*WHAT IS REQUIRED*
Repeat the listing in full. Nothing may be added or left out.

[Some records]
______

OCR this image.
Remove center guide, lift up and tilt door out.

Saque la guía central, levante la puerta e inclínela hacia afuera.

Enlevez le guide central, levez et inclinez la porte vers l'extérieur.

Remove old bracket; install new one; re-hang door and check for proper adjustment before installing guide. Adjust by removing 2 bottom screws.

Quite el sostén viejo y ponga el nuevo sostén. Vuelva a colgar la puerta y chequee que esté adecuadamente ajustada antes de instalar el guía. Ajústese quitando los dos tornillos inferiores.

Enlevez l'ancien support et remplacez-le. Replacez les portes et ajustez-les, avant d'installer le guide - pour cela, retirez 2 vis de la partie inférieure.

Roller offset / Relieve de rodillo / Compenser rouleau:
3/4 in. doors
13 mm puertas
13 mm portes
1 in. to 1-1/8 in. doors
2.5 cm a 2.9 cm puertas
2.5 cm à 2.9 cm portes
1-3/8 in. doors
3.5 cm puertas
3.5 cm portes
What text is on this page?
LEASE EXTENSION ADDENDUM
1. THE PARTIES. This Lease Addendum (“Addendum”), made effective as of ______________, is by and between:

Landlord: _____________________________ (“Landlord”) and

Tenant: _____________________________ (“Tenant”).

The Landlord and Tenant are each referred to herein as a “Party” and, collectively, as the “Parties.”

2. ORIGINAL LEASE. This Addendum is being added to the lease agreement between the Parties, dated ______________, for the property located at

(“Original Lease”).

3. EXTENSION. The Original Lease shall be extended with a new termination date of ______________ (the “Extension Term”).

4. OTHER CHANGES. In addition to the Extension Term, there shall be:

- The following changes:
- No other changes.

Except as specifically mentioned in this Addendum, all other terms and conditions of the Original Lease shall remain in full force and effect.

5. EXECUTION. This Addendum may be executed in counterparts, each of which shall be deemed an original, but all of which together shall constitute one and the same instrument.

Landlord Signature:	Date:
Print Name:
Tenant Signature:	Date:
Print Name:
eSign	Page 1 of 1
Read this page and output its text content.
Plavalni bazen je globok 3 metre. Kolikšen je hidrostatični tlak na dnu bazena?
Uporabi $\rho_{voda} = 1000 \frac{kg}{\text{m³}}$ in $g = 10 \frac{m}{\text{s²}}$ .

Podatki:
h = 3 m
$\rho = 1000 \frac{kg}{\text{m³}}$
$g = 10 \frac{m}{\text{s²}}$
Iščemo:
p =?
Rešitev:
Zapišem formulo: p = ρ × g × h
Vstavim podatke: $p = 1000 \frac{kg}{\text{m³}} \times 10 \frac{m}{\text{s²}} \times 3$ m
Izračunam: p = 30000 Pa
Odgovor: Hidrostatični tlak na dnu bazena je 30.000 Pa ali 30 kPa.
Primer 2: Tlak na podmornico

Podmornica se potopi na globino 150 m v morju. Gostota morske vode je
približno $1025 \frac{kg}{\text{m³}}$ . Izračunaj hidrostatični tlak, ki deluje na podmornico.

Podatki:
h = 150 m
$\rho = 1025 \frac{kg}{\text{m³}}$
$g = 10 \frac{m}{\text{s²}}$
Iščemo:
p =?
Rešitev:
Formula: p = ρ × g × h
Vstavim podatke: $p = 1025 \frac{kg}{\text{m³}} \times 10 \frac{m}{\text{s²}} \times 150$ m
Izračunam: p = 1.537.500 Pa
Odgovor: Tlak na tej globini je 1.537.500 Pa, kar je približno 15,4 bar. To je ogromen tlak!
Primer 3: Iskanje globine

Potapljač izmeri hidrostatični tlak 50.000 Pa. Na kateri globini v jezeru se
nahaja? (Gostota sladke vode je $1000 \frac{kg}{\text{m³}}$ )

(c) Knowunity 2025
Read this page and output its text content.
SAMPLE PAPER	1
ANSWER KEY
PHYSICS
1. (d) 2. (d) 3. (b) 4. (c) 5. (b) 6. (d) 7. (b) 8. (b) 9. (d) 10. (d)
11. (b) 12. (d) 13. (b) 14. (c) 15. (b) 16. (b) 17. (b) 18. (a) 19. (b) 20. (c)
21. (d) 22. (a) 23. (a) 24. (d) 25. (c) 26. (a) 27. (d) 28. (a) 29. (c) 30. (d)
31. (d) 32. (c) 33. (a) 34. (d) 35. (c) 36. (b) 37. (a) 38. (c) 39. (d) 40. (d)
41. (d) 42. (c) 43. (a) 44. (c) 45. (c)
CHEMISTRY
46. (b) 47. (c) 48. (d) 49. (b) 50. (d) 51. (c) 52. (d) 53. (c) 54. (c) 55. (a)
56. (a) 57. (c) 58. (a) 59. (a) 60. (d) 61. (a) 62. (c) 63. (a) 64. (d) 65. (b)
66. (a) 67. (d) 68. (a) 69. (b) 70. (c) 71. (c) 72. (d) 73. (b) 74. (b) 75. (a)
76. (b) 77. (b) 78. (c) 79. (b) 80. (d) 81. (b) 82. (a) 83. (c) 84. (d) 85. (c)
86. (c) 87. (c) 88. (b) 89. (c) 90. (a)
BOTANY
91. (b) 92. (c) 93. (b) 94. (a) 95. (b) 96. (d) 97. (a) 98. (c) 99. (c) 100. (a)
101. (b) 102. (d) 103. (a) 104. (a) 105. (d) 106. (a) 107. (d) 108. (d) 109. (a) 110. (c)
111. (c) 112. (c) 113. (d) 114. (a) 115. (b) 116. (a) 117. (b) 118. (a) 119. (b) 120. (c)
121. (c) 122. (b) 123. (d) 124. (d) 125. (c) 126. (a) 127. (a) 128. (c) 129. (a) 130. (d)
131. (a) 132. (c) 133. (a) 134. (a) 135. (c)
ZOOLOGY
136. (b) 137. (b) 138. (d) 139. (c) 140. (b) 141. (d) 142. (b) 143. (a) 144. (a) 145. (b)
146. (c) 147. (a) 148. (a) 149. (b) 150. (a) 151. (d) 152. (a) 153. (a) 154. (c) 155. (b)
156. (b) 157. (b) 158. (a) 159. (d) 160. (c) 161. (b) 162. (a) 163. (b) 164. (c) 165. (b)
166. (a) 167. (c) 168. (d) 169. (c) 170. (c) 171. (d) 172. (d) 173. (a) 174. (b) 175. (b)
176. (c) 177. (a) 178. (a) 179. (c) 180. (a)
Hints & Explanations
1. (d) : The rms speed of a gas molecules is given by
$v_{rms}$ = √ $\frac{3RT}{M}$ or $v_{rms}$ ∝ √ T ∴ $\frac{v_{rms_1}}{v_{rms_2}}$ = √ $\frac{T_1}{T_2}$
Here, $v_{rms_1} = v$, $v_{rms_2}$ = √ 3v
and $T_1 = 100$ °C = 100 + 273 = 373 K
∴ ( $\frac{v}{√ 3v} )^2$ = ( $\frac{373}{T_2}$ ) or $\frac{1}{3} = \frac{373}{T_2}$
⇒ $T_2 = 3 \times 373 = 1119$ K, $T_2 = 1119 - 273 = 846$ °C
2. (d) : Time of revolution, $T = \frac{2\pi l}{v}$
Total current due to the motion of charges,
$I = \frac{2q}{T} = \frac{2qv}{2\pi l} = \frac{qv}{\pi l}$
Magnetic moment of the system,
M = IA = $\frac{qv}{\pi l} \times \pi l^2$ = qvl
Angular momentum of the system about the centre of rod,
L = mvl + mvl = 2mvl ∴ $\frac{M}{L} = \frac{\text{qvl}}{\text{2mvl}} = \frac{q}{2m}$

______

*WRITTEN ANSWER*
OCR this image.
Remove center guide, lift up and tilt door out.

Saque la guía central, levante la puerta e inclínela hacia afuera.

Enlevez le guide central, levez et inclinez la porte vers l'extérieur.

Remove old bracket; install new one; re-hang door and check for proper adjustment before installing guide. Adjust by removing 2 bottom screws.

Quite el sostén viejo y ponga el nuevo sostén. Vuelva a colgar la puerta y chequee que esté adecuadamente ajustada antes de instalar el guía. Ajústese quitando los dos tornillos inferiores.

Enlevez l'ancien support et remplacez-le. Replacez les portes et ajustez-les, avant d'installer le guide - pour cela, retirez 2 vis de la partie inférieure.

Roller offset / Relieve de rodillo / Compenser rouleau:
3/4 in. doors
13 mm puertas
13 mm portes
1 in. to 1-1/8 in. doors
2.5 cm a 2.9 cm puertas
2.5 cm à 2.9 cm portes
1-3/8 in. doors
3.5 cm puertas
3.5 cm portes
What text is on this page?
LEASE EXTENSION ADDENDUM
1. THE PARTIES. This Lease Addendum (“Addendum”), made effective as of ______________, is by and between:

Landlord: _____________________________ (“Landlord”) and

Tenant: _____________________________ (“Tenant”).

The Landlord and Tenant are each referred to herein as a “Party” and, collectively, as the “Parties.”

2. ORIGINAL LEASE. This Addendum is being added to the lease agreement between the Parties, dated ______________, for the property located at

(“Original Lease”).

3. EXTENSION. The Original Lease shall be extended with a new termination date of ______________ (the “Extension Term”).

4. OTHER CHANGES. In addition to the Extension Term, there shall be:

- The following changes:
- No other changes.

Except as specifically mentioned in this Addendum, all other terms and conditions of the Original Lease shall remain in full force and effect.

5. EXECUTION. This Addendum may be executed in counterparts, each of which shall be deemed an original, but all of which together shall constitute one and the same instrument.

Landlord Signature:	Date:
Print Name:
Tenant Signature:	Date:
Print Name:
eSign	Page 1 of 1
Read this page and output its text content.
Plavalni bazen je globok 3 metre. Kolikšen je hidrostatični tlak na dnu bazena?
Uporabi $\rho_{voda} = 1000 \frac{kg}{\text{m³}}$ in $g = 10 \frac{m}{\text{s²}}$ .

Podatki:
h = 3 m
$\rho = 1000 \frac{kg}{\text{m³}}$
$g = 10 \frac{m}{\text{s²}}$
Iščemo:
p =?
Rešitev:
Zapišem formulo: p = ρ × g × h
Vstavim podatke: $p = 1000 \frac{kg}{\text{m³}} \times 10 \frac{m}{\text{s²}} \times 3$ m
Izračunam: p = 30000 Pa
Odgovor: Hidrostatični tlak na dnu bazena je 30.000 Pa ali 30 kPa.
Primer 2: Tlak na podmornico

Podmornica se potopi na globino 150 m v morju. Gostota morske vode je
približno $1025 \frac{kg}{\text{m³}}$ . Izračunaj hidrostatični tlak, ki deluje na podmornico.

Podatki:
h = 150 m
$\rho = 1025 \frac{kg}{\text{m³}}$
$g = 10 \frac{m}{\text{s²}}$
Iščemo:
p =?
Rešitev:
Formula: p = ρ × g × h
Vstavim podatke: $p = 1025 \frac{kg}{\text{m³}} \times 10 \frac{m}{\text{s²}} \times 150$ m
Izračunam: p = 1.537.500 Pa
Odgovor: Tlak na tej globini je 1.537.500 Pa, kar je približno 15,4 bar. To je ogromen tlak!
Primer 3: Iskanje globine

Potapljač izmeri hidrostatični tlak 50.000 Pa. Na kateri globini v jezeru se
nahaja? (Gostota sladke vode je $1000 \frac{kg}{\text{m³}}$ )

(c) Knowunity 2025
Read this page and output its text content.
SAMPLE PAPER	1
ANSWER KEY
PHYSICS
1. (d) 2. (d) 3. (b) 4. (c) 5. (b) 6. (d) 7. (b) 8. (b) 9. (d) 10. (d)
11. (b) 12. (d) 13. (b) 14. (c) 15. (b) 16. (b) 17. (b) 18. (a) 19. (b) 20. (c)
21. (d) 22. (a) 23. (a) 24. (d) 25. (c) 26. (a) 27. (d) 28. (a) 29. (c) 30. (d)
31. (d) 32. (c) 33. (a) 34. (d) 35. (c) 36. (b) 37. (a) 38. (c) 39. (d) 40. (d)
41. (d) 42. (c) 43. (a) 44. (c) 45. (c)
CHEMISTRY
46. (b) 47. (c) 48. (d) 49. (b) 50. (d) 51. (c) 52. (d) 53. (c) 54. (c) 55. (a)
56. (a) 57. (c) 58. (a) 59. (a) 60. (d) 61. (a) 62. (c) 63. (a) 64. (d) 65. (b)
66. (a) 67. (d) 68. (a) 69. (b) 70. (c) 71. (c) 72. (d) 73. (b) 74. (b) 75. (a)
76. (b) 77. (b) 78. (c) 79. (b) 80. (d) 81. (b) 82. (a) 83. (c) 84. (d) 85. (c)
86. (c) 87. (c) 88. (b) 89. (c) 90. (a)
BOTANY
91. (b) 92. (c) 93. (b) 94. (a) 95. (b) 96. (d) 97. (a) 98. (c) 99. (c) 100. (a)
101. (b) 102. (d) 103. (a) 104. (a) 105. (d) 106. (a) 107. (d) 108. (d) 109. (a) 110. (c)
111. (c) 112. (c) 113. (d) 114. (a) 115. (b) 116. (a) 117. (b) 118. (a) 119. (b) 120. (c)
121. (c) 122. (b) 123. (d) 124. (d) 125. (c) 126. (a) 127. (a) 128. (c) 129. (a) 130. (d)
131. (a) 132. (c) 133. (a) 134. (a) 135. (c)
ZOOLOGY
136. (b) 137. (b) 138. (d) 139. (c) 140. (b) 141. (d) 142. (b) 143. (a) 144. (a) 145. (b)
146. (c) 147. (a) 148. (a) 149. (b) 150. (a) 151. (d) 152. (a) 153. (a) 154. (c) 155. (b)
156. (b) 157. (b) 158. (a) 159. (d) 160. (c) 161. (b) 162. (a) 163. (b) 164. (c) 165. (b)
166. (a) 167. (c) 168. (d) 169. (c) 170. (c) 171. (d) 172. (d) 173. (a) 174. (b) 175. (b)
176. (c) 177. (a) 178. (a) 179. (c) 180. (a)
Hints & Explanations
1. (d) : The rms speed of a gas molecules is given by
$v_{rms}$ = √ $\frac{3RT}{M}$ or $v_{rms}$ ∝ √ T ∴ $\frac{v_{rms_1}}{v_{rms_2}}$ = √ $\frac{T_1}{T_2}$
Here, $v_{rms_1} = v$, $v_{rms_2}$ = √ 3v
and $T_1 = 100$ °C = 100 + 273 = 373 K
∴ ( $\frac{v}{√ 3v} )^2$ = ( $\frac{373}{T_2}$ ) or $\frac{1}{3} = \frac{373}{T_2}$
⇒ $T_2 = 3 \times 373 = 1119$ K, $T_2 = 1119 - 273 = 846$ °C
2. (d) : Time of revolution, $T = \frac{2\pi l}{v}$
Total current due to the motion of charges,
$I = \frac{2q}{T} = \frac{2qv}{2\pi l} = \frac{qv}{\pi l}$
Magnetic moment of the system,
M = IA = $\frac{qv}{\pi l} \times \pi l^2$ = qvl
Angular momentum of the system about the centre of rod,
L = mvl + mvl = 2mvl ∴ $\frac{M}{L} = \frac{\text{qvl}}{\text{2mvl}} = \frac{q}{2m}$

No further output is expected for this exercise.